**AIM**
Transcribe the material below exactly as it appears.

**DATA FOR THE TASK**
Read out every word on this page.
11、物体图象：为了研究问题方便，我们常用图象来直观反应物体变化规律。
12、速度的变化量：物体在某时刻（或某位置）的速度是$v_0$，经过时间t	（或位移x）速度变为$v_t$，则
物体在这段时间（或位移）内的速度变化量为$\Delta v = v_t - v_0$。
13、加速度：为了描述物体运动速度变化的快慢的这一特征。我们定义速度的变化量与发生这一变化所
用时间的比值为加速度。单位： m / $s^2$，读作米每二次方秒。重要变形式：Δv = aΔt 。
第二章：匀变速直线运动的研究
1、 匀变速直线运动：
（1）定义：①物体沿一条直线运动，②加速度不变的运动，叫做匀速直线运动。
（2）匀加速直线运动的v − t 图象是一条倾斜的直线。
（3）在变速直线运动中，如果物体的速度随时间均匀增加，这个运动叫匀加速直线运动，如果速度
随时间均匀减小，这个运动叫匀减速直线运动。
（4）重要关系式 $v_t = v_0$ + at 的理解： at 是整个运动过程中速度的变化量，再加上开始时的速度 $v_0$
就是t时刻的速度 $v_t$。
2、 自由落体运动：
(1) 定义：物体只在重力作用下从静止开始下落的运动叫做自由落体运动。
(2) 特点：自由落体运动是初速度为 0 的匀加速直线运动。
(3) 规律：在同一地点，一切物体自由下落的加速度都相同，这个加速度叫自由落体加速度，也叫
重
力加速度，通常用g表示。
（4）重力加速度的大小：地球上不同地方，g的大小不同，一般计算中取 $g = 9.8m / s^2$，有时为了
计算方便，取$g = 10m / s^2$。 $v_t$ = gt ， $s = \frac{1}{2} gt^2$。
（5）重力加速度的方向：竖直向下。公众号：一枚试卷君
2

**WRITTEN SOLUTION**
Read out every word on this page.
11、物体图象：为了研究问题方便，我们常用图象来直观反应物体变化规律。
12、速度的变化量：物体在某时刻（或某位置）的速度是$v_0$，经过时间t	（或位移x）速度变为$v_t$，则
物体在这段时间（或位移）内的速度变化量为$\Delta v = v_t - v_0$。
13、加速度：为了描述物体运动速度变化的快慢的这一特征。我们定义速度的变化量与发生这一变化所
用时间的比值为加速度。单位： m / $s^2$，读作米每二次方秒。重要变形式：Δv = aΔt 。
第二章：匀变速直线运动的研究
1、 匀变速直线运动：
（1）定义：①物体沿一条直线运动，②加速度不变的运动，叫做匀速直线运动。
（2）匀加速直线运动的v − t 图象是一条倾斜的直线。
（3）在变速直线运动中，如果物体的速度随时间均匀增加，这个运动叫匀加速直线运动，如果速度
随时间均匀减小，这个运动叫匀减速直线运动。
（4）重要关系式 $v_t = v_0$ + at 的理解： at 是整个运动过程中速度的变化量，再加上开始时的速度 $v_0$
就是t时刻的速度 $v_t$。
2、 自由落体运动：
(1) 定义：物体只在重力作用下从静止开始下落的运动叫做自由落体运动。
(2) 特点：自由落体运动是初速度为 0 的匀加速直线运动。
(3) 规律：在同一地点，一切物体自由下落的加速度都相同，这个加速度叫自由落体加速度，也叫
重
力加速度，通常用g表示。
（4）重力加速度的大小：地球上不同地方，g的大小不同，一般计算中取 $g = 9.8m / s^2$，有时为了
计算方便，取$g = 10m / s^2$。 $v_t$ = gt ， $s = \frac{1}{2} gt^2$。
（5）重力加速度的方向：竖直向下。公众号：一枚试卷君
2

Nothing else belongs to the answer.